• Required task: Look over the entries that follow and work out how many lines contain "haute". State the number only.

Recorded data

**********

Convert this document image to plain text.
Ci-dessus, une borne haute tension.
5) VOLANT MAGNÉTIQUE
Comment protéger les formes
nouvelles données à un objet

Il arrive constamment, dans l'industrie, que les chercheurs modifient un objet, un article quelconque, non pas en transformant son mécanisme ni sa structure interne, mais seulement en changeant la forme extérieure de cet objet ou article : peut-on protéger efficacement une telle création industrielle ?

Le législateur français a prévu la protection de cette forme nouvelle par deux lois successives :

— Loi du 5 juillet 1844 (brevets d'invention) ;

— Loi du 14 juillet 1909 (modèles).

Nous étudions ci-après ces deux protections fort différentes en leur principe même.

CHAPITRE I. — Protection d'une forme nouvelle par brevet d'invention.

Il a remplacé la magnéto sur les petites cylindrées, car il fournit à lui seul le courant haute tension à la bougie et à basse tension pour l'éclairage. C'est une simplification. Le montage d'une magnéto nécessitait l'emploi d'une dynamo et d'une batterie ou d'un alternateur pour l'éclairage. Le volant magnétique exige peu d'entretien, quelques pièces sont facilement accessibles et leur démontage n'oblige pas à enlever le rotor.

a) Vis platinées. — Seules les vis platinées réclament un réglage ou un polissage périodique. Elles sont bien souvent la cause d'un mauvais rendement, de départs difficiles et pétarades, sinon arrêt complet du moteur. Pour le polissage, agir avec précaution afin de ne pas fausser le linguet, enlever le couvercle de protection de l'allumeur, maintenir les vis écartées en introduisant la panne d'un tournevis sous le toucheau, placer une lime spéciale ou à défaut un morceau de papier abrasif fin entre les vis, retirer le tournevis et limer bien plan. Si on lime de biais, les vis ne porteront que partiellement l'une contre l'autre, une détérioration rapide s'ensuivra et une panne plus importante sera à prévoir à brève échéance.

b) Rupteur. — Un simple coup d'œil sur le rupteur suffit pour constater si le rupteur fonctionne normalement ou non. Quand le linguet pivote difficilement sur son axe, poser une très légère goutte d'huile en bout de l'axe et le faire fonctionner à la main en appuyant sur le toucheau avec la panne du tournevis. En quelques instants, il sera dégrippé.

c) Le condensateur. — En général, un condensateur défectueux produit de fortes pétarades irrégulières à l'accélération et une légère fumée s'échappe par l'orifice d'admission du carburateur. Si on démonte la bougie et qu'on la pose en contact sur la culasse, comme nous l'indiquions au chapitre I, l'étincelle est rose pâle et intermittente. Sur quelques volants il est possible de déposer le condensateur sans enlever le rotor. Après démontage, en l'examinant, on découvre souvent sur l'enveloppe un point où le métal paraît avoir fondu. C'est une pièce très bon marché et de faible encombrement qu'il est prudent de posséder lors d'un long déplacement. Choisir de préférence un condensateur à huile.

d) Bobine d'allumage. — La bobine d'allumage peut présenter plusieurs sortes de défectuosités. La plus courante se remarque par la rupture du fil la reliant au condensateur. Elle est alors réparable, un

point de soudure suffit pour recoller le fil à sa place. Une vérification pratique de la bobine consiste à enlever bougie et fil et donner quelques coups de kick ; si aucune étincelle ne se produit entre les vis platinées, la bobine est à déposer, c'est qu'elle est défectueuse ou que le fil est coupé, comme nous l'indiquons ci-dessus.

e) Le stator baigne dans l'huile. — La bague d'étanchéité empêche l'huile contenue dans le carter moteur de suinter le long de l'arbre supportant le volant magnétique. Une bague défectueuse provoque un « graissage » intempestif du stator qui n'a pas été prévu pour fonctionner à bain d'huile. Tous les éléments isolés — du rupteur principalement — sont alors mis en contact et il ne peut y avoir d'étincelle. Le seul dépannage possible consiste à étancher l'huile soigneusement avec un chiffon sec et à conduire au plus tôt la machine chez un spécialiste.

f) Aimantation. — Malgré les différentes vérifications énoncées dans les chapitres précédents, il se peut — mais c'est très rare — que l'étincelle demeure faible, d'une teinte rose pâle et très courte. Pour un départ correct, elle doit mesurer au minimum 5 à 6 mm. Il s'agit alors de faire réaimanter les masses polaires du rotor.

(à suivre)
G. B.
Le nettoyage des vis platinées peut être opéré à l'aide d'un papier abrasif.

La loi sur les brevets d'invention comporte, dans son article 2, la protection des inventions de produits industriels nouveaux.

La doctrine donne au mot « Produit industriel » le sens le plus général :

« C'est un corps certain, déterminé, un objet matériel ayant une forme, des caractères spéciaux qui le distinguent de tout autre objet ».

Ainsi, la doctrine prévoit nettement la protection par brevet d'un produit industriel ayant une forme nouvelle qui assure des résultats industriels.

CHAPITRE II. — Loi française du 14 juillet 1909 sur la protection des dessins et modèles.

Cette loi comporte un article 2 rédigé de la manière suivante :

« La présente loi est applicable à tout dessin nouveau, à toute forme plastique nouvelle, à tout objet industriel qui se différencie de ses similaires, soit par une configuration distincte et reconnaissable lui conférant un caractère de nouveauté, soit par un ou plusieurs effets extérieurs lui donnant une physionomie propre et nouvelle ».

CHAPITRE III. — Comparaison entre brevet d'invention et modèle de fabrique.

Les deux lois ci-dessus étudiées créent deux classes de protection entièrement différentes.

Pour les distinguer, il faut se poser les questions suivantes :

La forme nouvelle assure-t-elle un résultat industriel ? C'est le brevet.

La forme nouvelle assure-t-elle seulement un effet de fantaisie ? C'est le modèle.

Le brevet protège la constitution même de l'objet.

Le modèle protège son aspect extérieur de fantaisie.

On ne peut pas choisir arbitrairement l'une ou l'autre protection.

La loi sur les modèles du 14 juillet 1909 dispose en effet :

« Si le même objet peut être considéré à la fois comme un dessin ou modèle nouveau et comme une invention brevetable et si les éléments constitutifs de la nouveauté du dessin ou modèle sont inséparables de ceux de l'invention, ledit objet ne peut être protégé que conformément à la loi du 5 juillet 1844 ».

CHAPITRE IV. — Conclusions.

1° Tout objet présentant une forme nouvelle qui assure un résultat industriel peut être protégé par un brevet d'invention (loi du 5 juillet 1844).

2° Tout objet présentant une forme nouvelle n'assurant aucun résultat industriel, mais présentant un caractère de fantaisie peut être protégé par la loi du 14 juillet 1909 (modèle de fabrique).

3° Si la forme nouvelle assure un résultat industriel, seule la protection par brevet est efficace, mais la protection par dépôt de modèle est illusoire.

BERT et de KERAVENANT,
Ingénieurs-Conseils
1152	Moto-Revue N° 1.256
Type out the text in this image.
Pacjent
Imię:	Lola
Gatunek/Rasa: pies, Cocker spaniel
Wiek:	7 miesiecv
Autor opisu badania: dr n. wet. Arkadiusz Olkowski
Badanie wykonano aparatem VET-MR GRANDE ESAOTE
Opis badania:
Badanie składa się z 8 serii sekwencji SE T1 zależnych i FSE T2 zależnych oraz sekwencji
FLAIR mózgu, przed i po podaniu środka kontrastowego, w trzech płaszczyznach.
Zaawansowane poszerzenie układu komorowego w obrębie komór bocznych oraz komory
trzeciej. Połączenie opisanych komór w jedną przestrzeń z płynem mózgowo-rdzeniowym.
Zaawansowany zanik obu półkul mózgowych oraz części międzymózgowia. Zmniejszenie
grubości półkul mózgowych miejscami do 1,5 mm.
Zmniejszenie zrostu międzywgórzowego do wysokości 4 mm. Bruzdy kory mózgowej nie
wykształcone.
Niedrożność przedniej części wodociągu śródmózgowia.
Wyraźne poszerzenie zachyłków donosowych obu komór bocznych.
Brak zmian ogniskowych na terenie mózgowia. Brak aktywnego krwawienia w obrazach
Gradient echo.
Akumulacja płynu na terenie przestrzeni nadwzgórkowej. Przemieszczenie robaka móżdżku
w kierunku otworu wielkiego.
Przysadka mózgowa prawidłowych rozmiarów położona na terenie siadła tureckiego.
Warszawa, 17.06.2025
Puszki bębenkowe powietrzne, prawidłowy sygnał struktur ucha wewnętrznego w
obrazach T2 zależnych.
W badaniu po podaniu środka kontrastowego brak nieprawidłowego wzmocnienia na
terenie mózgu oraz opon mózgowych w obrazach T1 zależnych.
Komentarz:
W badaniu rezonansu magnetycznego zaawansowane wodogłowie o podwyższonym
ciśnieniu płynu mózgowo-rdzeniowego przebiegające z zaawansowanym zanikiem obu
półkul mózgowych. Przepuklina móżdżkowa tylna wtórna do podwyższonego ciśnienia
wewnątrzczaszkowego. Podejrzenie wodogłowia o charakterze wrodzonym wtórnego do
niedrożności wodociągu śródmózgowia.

**********

• Reply to the exercise: 2